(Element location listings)
# # # #
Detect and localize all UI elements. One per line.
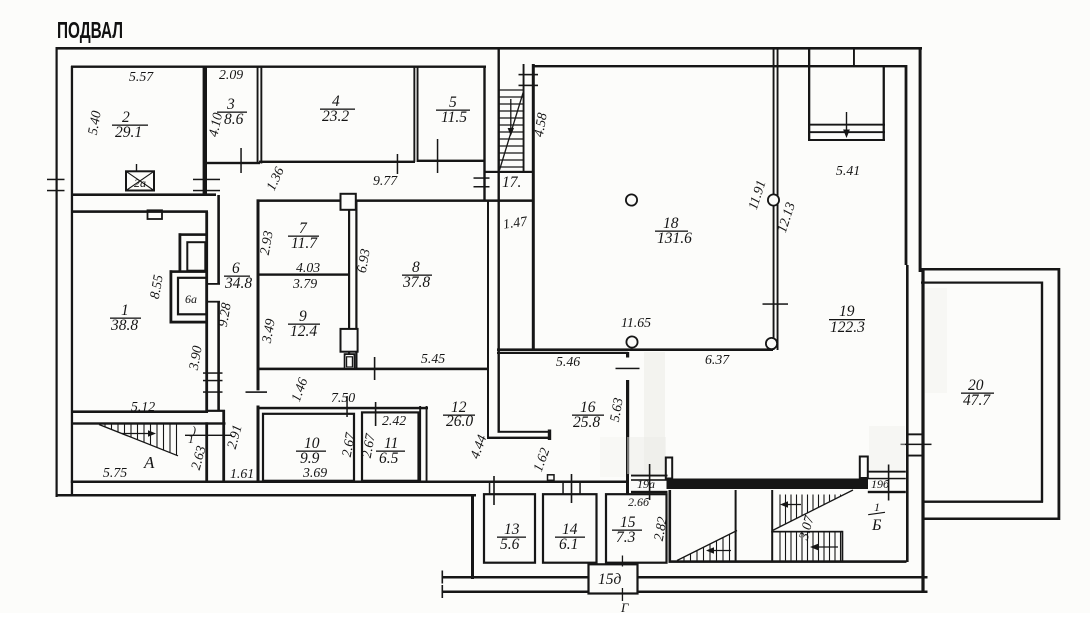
- svg-text:5.41: 5.41: [836, 163, 860, 178]
- svg-text:1: 1: [874, 500, 880, 514]
- svg-text:6.5: 6.5: [379, 450, 399, 467]
- svg-text:38.8: 38.8: [110, 317, 138, 334]
- svg-text:6.1: 6.1: [559, 536, 578, 553]
- svg-text:А: А: [143, 453, 155, 472]
- svg-text:11.5: 11.5: [441, 109, 467, 126]
- svg-text:4.03: 4.03: [296, 260, 320, 275]
- svg-text:9.77: 9.77: [373, 173, 398, 188]
- svg-text:26.0: 26.0: [446, 413, 473, 430]
- svg-text:6.37: 6.37: [705, 352, 730, 367]
- svg-text:5.6: 5.6: [500, 536, 520, 553]
- svg-text:5.45: 5.45: [421, 351, 445, 366]
- svg-text:122.3: 122.3: [830, 319, 865, 336]
- svg-text:7.50: 7.50: [331, 390, 355, 405]
- svg-text:2.09: 2.09: [219, 67, 243, 82]
- svg-text:2.6б: 2.6б: [628, 495, 650, 509]
- svg-text:3.79: 3.79: [292, 276, 317, 291]
- svg-text:17.: 17.: [502, 174, 521, 191]
- svg-text:5.12: 5.12: [131, 399, 155, 414]
- svg-text:1.61: 1.61: [230, 466, 254, 481]
- svg-text:5.75: 5.75: [103, 465, 127, 480]
- svg-text:3.69: 3.69: [302, 465, 327, 480]
- svg-text:2а: 2а: [134, 176, 146, 190]
- svg-text:7.3: 7.3: [616, 529, 636, 546]
- svg-text:Б: Б: [871, 517, 882, 534]
- svg-text:5.46: 5.46: [556, 354, 580, 369]
- svg-text:23.2: 23.2: [322, 108, 349, 125]
- svg-text:2.42: 2.42: [382, 413, 406, 428]
- svg-text:11.65: 11.65: [621, 315, 651, 330]
- svg-text:47.7: 47.7: [963, 392, 991, 409]
- svg-text:ПОДВАЛ: ПОДВАЛ: [57, 17, 123, 43]
- svg-text:Г: Г: [620, 600, 629, 613]
- svg-text:131.6: 131.6: [657, 230, 692, 247]
- svg-text:8.6: 8.6: [224, 111, 244, 128]
- svg-text:1: 1: [188, 432, 194, 446]
- svg-text:12.4: 12.4: [290, 323, 317, 340]
- svg-text:25.8: 25.8: [573, 414, 600, 431]
- svg-text:11.7: 11.7: [291, 235, 318, 252]
- svg-text:29.1: 29.1: [115, 124, 142, 141]
- svg-text:5.57: 5.57: [129, 69, 154, 84]
- svg-text:34.8: 34.8: [224, 275, 252, 292]
- svg-text:37.8: 37.8: [402, 274, 430, 291]
- svg-text:19б: 19б: [871, 477, 890, 491]
- svg-text:19а: 19а: [637, 477, 655, 491]
- svg-text:19: 19: [839, 303, 855, 320]
- svg-text:15д: 15д: [598, 571, 622, 588]
- svg-text:6а: 6а: [185, 292, 197, 306]
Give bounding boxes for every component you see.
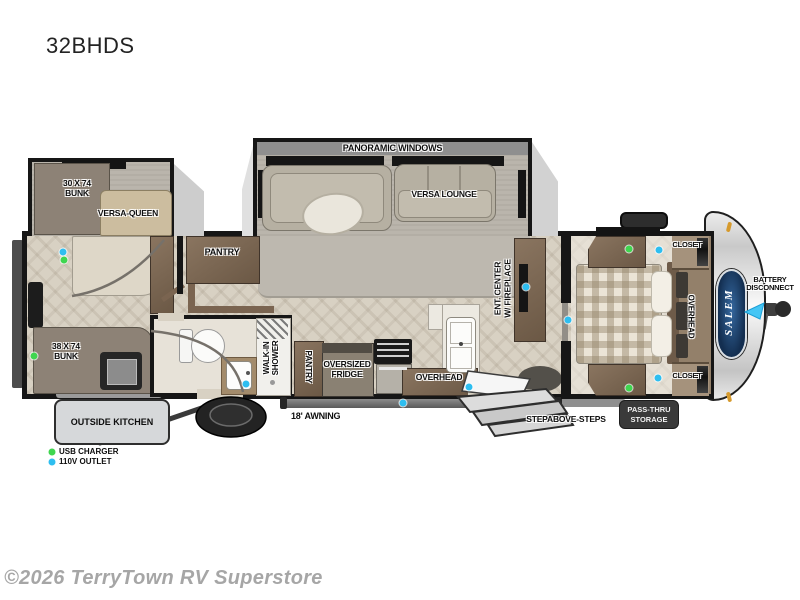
ent-center-label: ENT. CENTER W/ FIREPLACE — [493, 240, 512, 338]
lounge-cushion-line-1 — [427, 166, 429, 190]
kitchen-overhead-label: OVERHEAD — [402, 373, 476, 383]
awning-bar — [283, 399, 559, 408]
legend-usb-dot — [49, 449, 56, 456]
bunk-30-mat — [34, 163, 110, 235]
panoramic-windows-label: PANORAMIC WINDOWS — [257, 143, 528, 153]
fridge-top-band — [322, 343, 372, 353]
awning-cap-left — [280, 397, 287, 409]
bedroom-wardrobe-top — [588, 236, 646, 268]
walk-in-shower-label: WALK-IN SHOWER — [263, 326, 281, 390]
battery-disconnect-label: BATTERY DISCONNECT — [739, 276, 800, 293]
kitchen-pantry-label: PANTRY — [303, 342, 313, 392]
sink-basin-1 — [450, 322, 472, 344]
slideout-shadow-left — [174, 164, 204, 236]
pillow-1 — [651, 271, 672, 313]
bedroom-slider-door — [562, 303, 568, 341]
side-window-right — [518, 170, 526, 218]
ent-center-tv — [519, 264, 528, 312]
living-rug — [258, 236, 530, 298]
rear-entry-steps-inner — [210, 404, 252, 426]
stove-grate-1 — [377, 343, 409, 345]
legend-outlet-label: 110V OUTLET — [59, 458, 149, 467]
dealer-watermark: ©2026 TerryTown RV Superstore — [4, 567, 323, 590]
rear-entry-steps — [196, 397, 266, 437]
salem-logo-text: SALEM — [723, 277, 735, 347]
steps-label: STEPABOVE-STEPS — [510, 415, 622, 425]
bathroom-sink — [226, 361, 252, 390]
pillow-2 — [651, 315, 672, 357]
passthru-rail — [558, 399, 626, 407]
floorplan-title: 32BHDS — [46, 33, 135, 59]
bedroom-window — [596, 227, 660, 236]
bathroom-door-gap — [158, 313, 184, 321]
closet-bottom-label: CLOSET — [663, 372, 711, 380]
bunkroom-tv — [28, 282, 43, 328]
pass-thru-label: PASS-THRU STORAGE — [627, 405, 670, 424]
hall-pantry — [186, 236, 260, 284]
hall-counter-horiz — [188, 306, 274, 313]
bunkroom-wall — [177, 236, 183, 294]
bedroom-wall-bottom — [561, 341, 571, 399]
stove-grate-3 — [377, 355, 409, 357]
sink-basin-2 — [450, 347, 472, 369]
fridge-label: OVERSIZED FRIDGE — [318, 360, 376, 379]
oven-handle — [379, 367, 407, 370]
outside-kitchen-badge: OUTSIDE KITCHEN — [54, 399, 170, 445]
bunkroom-wardrobe — [150, 236, 174, 314]
hitch-knob — [775, 301, 791, 317]
bathroom-faucet — [246, 371, 250, 375]
bunk-30-label: 30 X 74 BUNK — [45, 179, 109, 198]
lounge-cushion-line-2 — [459, 166, 461, 190]
slideout-shadow-dinette-left — [242, 146, 253, 236]
sink-faucet — [459, 342, 463, 346]
outside-kitchen-label: OUTSIDE KITCHEN — [71, 417, 154, 427]
legend-usb-label: USB CHARGER — [59, 448, 149, 457]
stove-grate-2 — [377, 349, 409, 351]
awning-label: 18' AWNING — [291, 411, 381, 421]
toilet-bowl — [191, 329, 225, 363]
outside-kitchen-appliance-door — [107, 359, 137, 385]
floorplan-page: 32BHDS SALEM 30 X 74 BUNK VERSA-QUEEN 38… — [0, 0, 800, 600]
bed — [576, 264, 662, 364]
legend-outlet-dot — [49, 459, 56, 466]
bedroom-wardrobe-bottom — [588, 364, 646, 396]
main-door-gap — [468, 389, 532, 399]
bunk-38-label: 38 X 74 BUNK — [34, 342, 98, 361]
versa-lounge-label: VERSA LOUNGE — [398, 190, 490, 200]
hall-pantry-label: PANTRY — [190, 247, 254, 257]
pass-thru-badge: PASS-THRU STORAGE — [619, 400, 679, 429]
bedroom-overhead-label: OVERHEAD — [686, 286, 695, 346]
closet-top-label: CLOSET — [663, 241, 711, 249]
versa-queen-label: VERSA-QUEEN — [86, 209, 170, 219]
slideout-shadow-right — [532, 142, 558, 236]
bedroom-wall-top — [561, 231, 571, 303]
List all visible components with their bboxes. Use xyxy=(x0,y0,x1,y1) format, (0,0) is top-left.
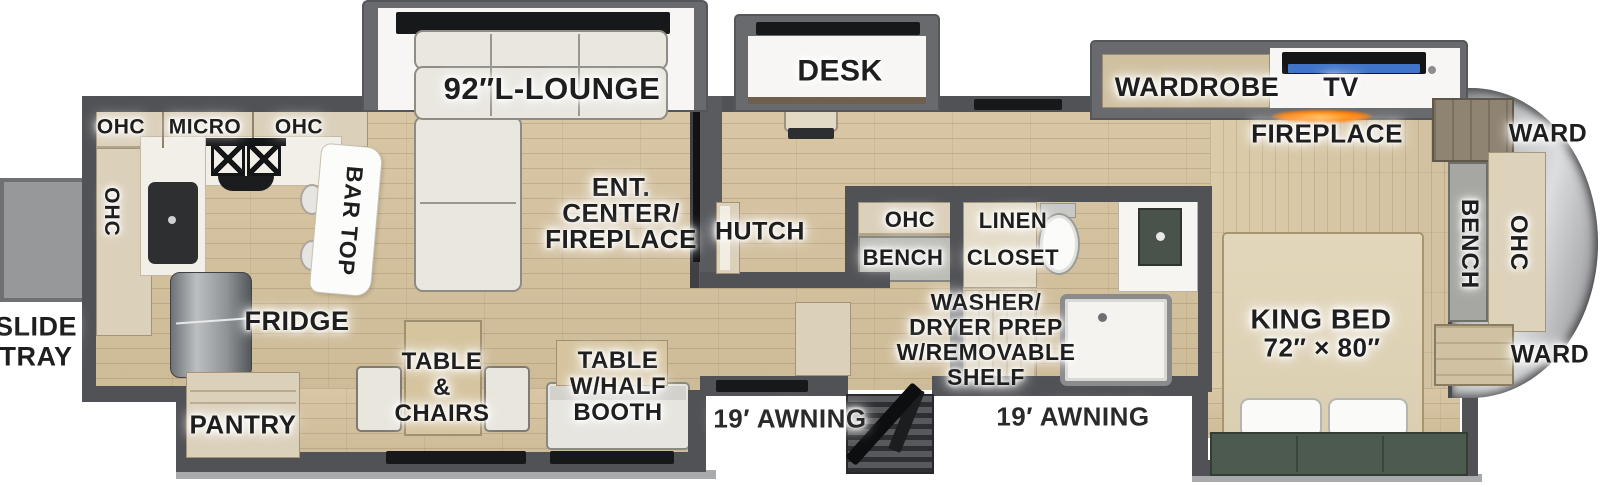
kitchen-ohc-right-label: OHC xyxy=(275,115,323,138)
vanity-faucet-dot xyxy=(1156,232,1165,241)
kitchen-ohc-divider-1 xyxy=(162,112,164,148)
awning-left-label: 19′ AWNING xyxy=(713,405,866,434)
linen-closet-label: LINEN CLOSET xyxy=(967,202,1059,276)
sofa-back-row xyxy=(414,30,668,70)
kitchen-micro-label: MICRO xyxy=(169,115,242,138)
desk-edge xyxy=(748,97,926,104)
desk-window xyxy=(756,22,920,35)
wall-bottom-left xyxy=(82,386,188,402)
fridge-label: FRIDGE xyxy=(244,307,349,337)
lounge-label: 92″L-LOUNGE xyxy=(444,72,661,106)
king-bed-size-label: 72″ × 80″ xyxy=(1264,334,1381,363)
mid-ohc-label: OHC xyxy=(885,208,935,232)
bed-bench-seam-1 xyxy=(1296,436,1298,472)
awning-right-label: 19′ AWNING xyxy=(996,403,1149,432)
wall-left xyxy=(82,96,96,402)
ent-center-label: ENT. CENTER/ FIREPLACE xyxy=(545,174,697,252)
front-ohc-label: OHC xyxy=(1504,215,1532,271)
desk-label: DESK xyxy=(797,55,882,88)
window-top-mid xyxy=(974,99,1062,110)
table-chairs-label: TABLE & CHAIRS xyxy=(394,349,489,427)
half-booth-label: TABLE W/HALF BOOTH xyxy=(570,348,666,426)
rv-floorplan: SLIDE TRAY 92″L-LOUNGE DESK xyxy=(0,0,1600,485)
stove-burner-right xyxy=(247,142,281,176)
sofa-chaise xyxy=(414,116,522,292)
window-dinette-1 xyxy=(386,451,526,464)
shower-drain-dot xyxy=(1098,313,1107,322)
king-bed-label: KING BED xyxy=(1251,305,1392,336)
stove-burner-left xyxy=(211,142,245,176)
kitchen-ohc-left-label: OHC xyxy=(97,115,145,138)
window-door-side-left xyxy=(716,380,808,392)
window-dinette-2 xyxy=(550,451,674,464)
kitchen-ohc-side-label: OHC xyxy=(99,187,123,237)
bath-wall-left xyxy=(845,186,858,286)
hutch-label: HUTCH xyxy=(715,218,805,246)
hutch-run-wall xyxy=(700,272,890,288)
linen-wall xyxy=(950,198,963,290)
dinette-slide-wall-right xyxy=(688,390,706,472)
bed-bench-seam-2 xyxy=(1382,436,1384,472)
bed-foot-bench xyxy=(1210,432,1468,476)
sofa-chaise-seam xyxy=(420,202,516,204)
tv-label: TV xyxy=(1323,73,1359,103)
fridge-icon xyxy=(170,272,252,378)
wardrobe-label: WARDROBE xyxy=(1115,73,1280,103)
bedroom-partition-wall xyxy=(1198,186,1212,392)
entry-side-cabinet xyxy=(795,302,851,376)
slide-tray-label: SLIDE TRAY xyxy=(0,312,77,371)
ward-bottom-label: WARD xyxy=(1511,341,1589,369)
pantry-label: PANTRY xyxy=(190,411,297,440)
stove-hood-arc xyxy=(218,176,274,191)
front-bench-label: BENCH xyxy=(1455,199,1483,289)
pantry-shelf-2 xyxy=(190,402,296,404)
fireplace-label: FIREPLACE xyxy=(1251,120,1403,149)
front-wardrobe-bottom-cabinet xyxy=(1434,324,1514,386)
pantry-shelf-1 xyxy=(190,390,296,392)
washer-prep-label: WASHER/ DRYER PREP W/REMOVABLE SHELF xyxy=(897,290,1076,390)
ward-top-label: WARD xyxy=(1509,120,1587,148)
sink-faucet-dot xyxy=(168,216,176,224)
bath-wall-top xyxy=(845,186,1205,202)
shower-icon xyxy=(1060,294,1172,386)
mid-bench-label: BENCH xyxy=(863,246,944,270)
desk-chair-base xyxy=(788,128,834,139)
dinette-chair-right xyxy=(484,366,530,432)
slide-tray xyxy=(0,178,90,302)
tv-knob xyxy=(1428,66,1436,74)
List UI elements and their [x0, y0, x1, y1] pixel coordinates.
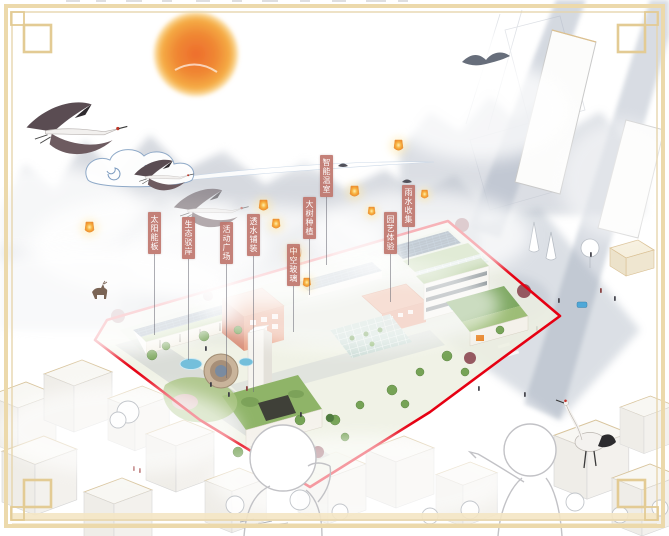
callout-leader-line [390, 254, 391, 302]
callout-leader-line [154, 254, 155, 335]
top-smudge [398, 0, 408, 2]
callout-leader-line [408, 227, 409, 265]
callout-leader-line [293, 286, 294, 332]
callout-label: 活动广场 [220, 222, 233, 264]
top-smudge [162, 0, 172, 2]
callout-activity-plaza: 活动广场 [220, 222, 233, 264]
callout-tree-planting: 大树种植 [303, 197, 316, 239]
callout-leader-line [309, 239, 310, 295]
callout-leader-line [326, 197, 327, 265]
beige-cube [610, 240, 654, 276]
callout-label: 太阳能板 [148, 212, 161, 254]
car [577, 302, 587, 308]
top-smudge [366, 0, 386, 2]
callout-leader-line [188, 259, 189, 360]
scene-illustration [0, 0, 669, 536]
circular-plaza [204, 354, 238, 388]
callout-label: 雨水收集 [402, 185, 415, 227]
top-smudge [232, 0, 242, 2]
top-smudge [262, 0, 278, 2]
presentation-board: 太阳能板 生态驳岸 活动广场 透水铺装 中空玻璃 大树种植 智能温室 园艺体验 … [0, 0, 669, 536]
callout-insulated-glass: 中空玻璃 [287, 244, 300, 286]
callout-solar-panels: 太阳能板 [148, 212, 161, 254]
sun-icon [154, 12, 238, 96]
callout-gardening-experience: 园艺体验 [384, 212, 397, 254]
callout-eco-revetment: 生态驳岸 [182, 217, 195, 259]
pond [180, 359, 202, 370]
callout-rainwater-collection: 雨水收集 [402, 185, 415, 227]
callout-label: 园艺体验 [384, 212, 397, 254]
callout-smart-greenhouse: 智能温室 [320, 155, 333, 197]
callout-leader-line [226, 264, 227, 378]
callout-label: 透水铺装 [247, 214, 260, 256]
pond-small [239, 358, 253, 366]
callout-label: 中空玻璃 [287, 244, 300, 286]
top-smudge [196, 0, 210, 2]
top-smudge [66, 0, 80, 2]
top-smudge [126, 0, 142, 2]
top-smudge [96, 0, 106, 2]
callout-label: 生态驳岸 [182, 217, 195, 259]
callout-permeable-paving: 透水铺装 [247, 214, 260, 256]
callout-label: 智能温室 [320, 155, 333, 197]
callout-leader-line [253, 256, 254, 392]
orange-signboard [476, 335, 484, 341]
top-smudge [332, 0, 346, 2]
top-smudge [300, 0, 310, 2]
callout-label: 大树种植 [303, 197, 316, 239]
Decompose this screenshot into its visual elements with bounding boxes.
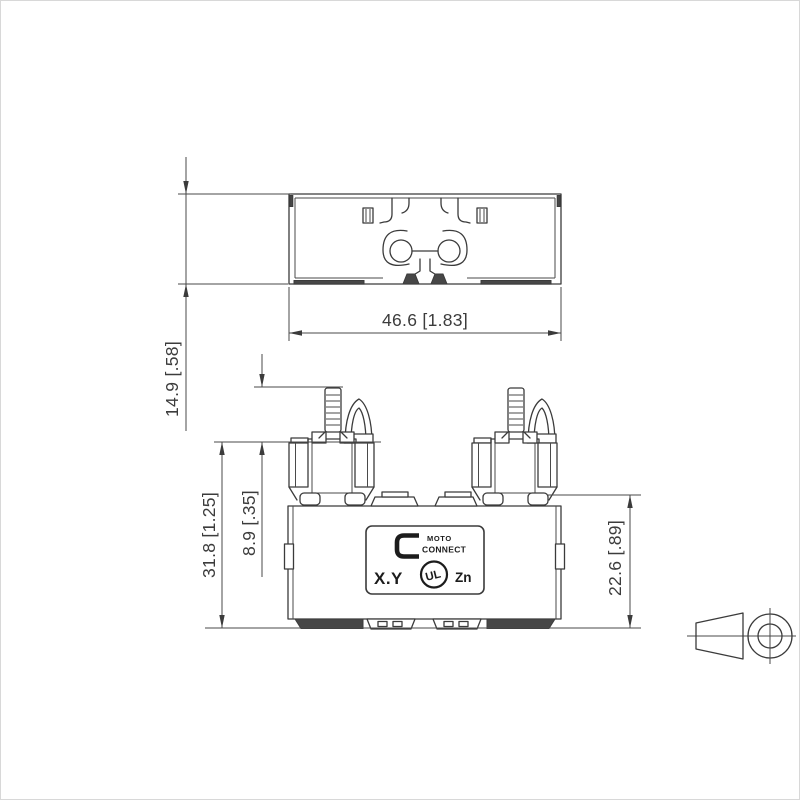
latch-slot-left	[363, 208, 373, 223]
stem-wedge-left	[403, 274, 419, 284]
dimension-top-height: 14.9 [.58]	[162, 157, 291, 431]
brand-logo-line1: MOTO	[427, 534, 452, 543]
drawing-canvas: MOTO CONNECT X.Y UL Zn 46.6 [1.83]	[0, 0, 800, 800]
terminal-assembly-left	[289, 388, 374, 505]
dimension-top-width: 46.6 [1.83]	[289, 287, 561, 341]
clip-circle-right	[438, 240, 460, 262]
technical-drawing: MOTO CONNECT X.Y UL Zn 46.6 [1.83]	[1, 1, 800, 801]
rating-text: X.Y	[374, 569, 403, 588]
top-view-body-outline	[289, 194, 561, 284]
top-view	[289, 194, 561, 284]
stem-wedge-right	[431, 274, 447, 284]
latch-slot-right	[477, 208, 487, 223]
clip-circle-left	[390, 240, 412, 262]
front-view-body-outline	[288, 506, 561, 619]
dimension-stud-height-text: 8.9 [.35]	[239, 490, 259, 556]
projection-symbol-icon	[687, 608, 796, 664]
material-text: Zn	[455, 570, 472, 585]
dimension-body-height-text: 22.6 [.89]	[605, 520, 625, 596]
dimension-overall-height-text: 31.8 [1.25]	[199, 492, 219, 578]
front-view: MOTO CONNECT X.Y UL Zn	[285, 388, 565, 629]
brand-logo-line2: CONNECT	[422, 545, 467, 555]
dimension-top-width-text: 46.6 [1.83]	[382, 310, 468, 330]
terminal-assembly-right	[472, 388, 557, 505]
dimension-top-height-text: 14.9 [.58]	[162, 341, 182, 417]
# # # #
Short problem - Copy out, unchanged, every line of the data from the one containing "kitchen-ohc-right-label: OHC xyxy=(275,115,323,138)" to the one containing "bedroom-partition-wall xyxy=(1198,186,1212,392)", with both of those lines included.

Problem solution -
kitchen-ohc-right-label: OHC xyxy=(275,115,323,138)
vanity-faucet-dot xyxy=(1156,232,1165,241)
kitchen-ohc-divider-1 xyxy=(162,112,164,148)
awning-left-label: 19′ AWNING xyxy=(713,405,866,434)
linen-closet-label: LINEN CLOSET xyxy=(967,202,1059,276)
sofa-back-row xyxy=(414,30,668,70)
kitchen-micro-label: MICRO xyxy=(169,115,242,138)
desk-edge xyxy=(748,97,926,104)
desk-window xyxy=(756,22,920,35)
wall-bottom-left xyxy=(82,386,188,402)
fridge-label: FRIDGE xyxy=(244,307,349,337)
lounge-label: 92″L-LOUNGE xyxy=(444,72,661,106)
king-bed-size-label: 72″ × 80″ xyxy=(1264,334,1381,363)
mid-ohc-label: OHC xyxy=(885,208,935,232)
bed-bench-seam-1 xyxy=(1296,436,1298,472)
awning-right-label: 19′ AWNING xyxy=(996,403,1149,432)
wall-left xyxy=(82,96,96,402)
ent-center-label: ENT. CENTER/ FIREPLACE xyxy=(545,174,697,252)
front-ohc-label: OHC xyxy=(1504,215,1532,271)
desk-label: DESK xyxy=(797,55,882,88)
window-top-mid xyxy=(974,99,1062,110)
table-chairs-label: TABLE & CHAIRS xyxy=(394,349,489,427)
half-booth-label: TABLE W/HALF BOOTH xyxy=(570,348,666,426)
rv-floorplan: SLIDE TRAY 92″L-LOUNGE DESK xyxy=(0,0,1600,485)
stove-burner-right xyxy=(247,142,281,176)
sofa-chaise xyxy=(414,116,522,292)
window-dinette-1 xyxy=(386,451,526,464)
shower-drain-dot xyxy=(1098,313,1107,322)
king-bed-label: KING BED xyxy=(1251,305,1392,336)
stove-burner-left xyxy=(211,142,245,176)
kitchen-ohc-left-label: OHC xyxy=(97,115,145,138)
window-door-side-left xyxy=(716,380,808,392)
window-dinette-2 xyxy=(550,451,674,464)
kitchen-ohc-side-label: OHC xyxy=(99,187,123,237)
bath-wall-left xyxy=(845,186,858,286)
hutch-label: HUTCH xyxy=(715,218,805,246)
hutch-run-wall xyxy=(700,272,890,288)
linen-wall xyxy=(950,198,963,290)
dinette-slide-wall-right xyxy=(688,390,706,472)
bed-bench-seam-2 xyxy=(1382,436,1384,472)
bed-foot-bench xyxy=(1210,432,1468,476)
sofa-chaise-seam xyxy=(420,202,516,204)
tv-label: TV xyxy=(1323,73,1359,103)
fridge-icon xyxy=(170,272,252,378)
wardrobe-label: WARDROBE xyxy=(1115,73,1280,103)
bedroom-partition-wall xyxy=(1198,186,1212,392)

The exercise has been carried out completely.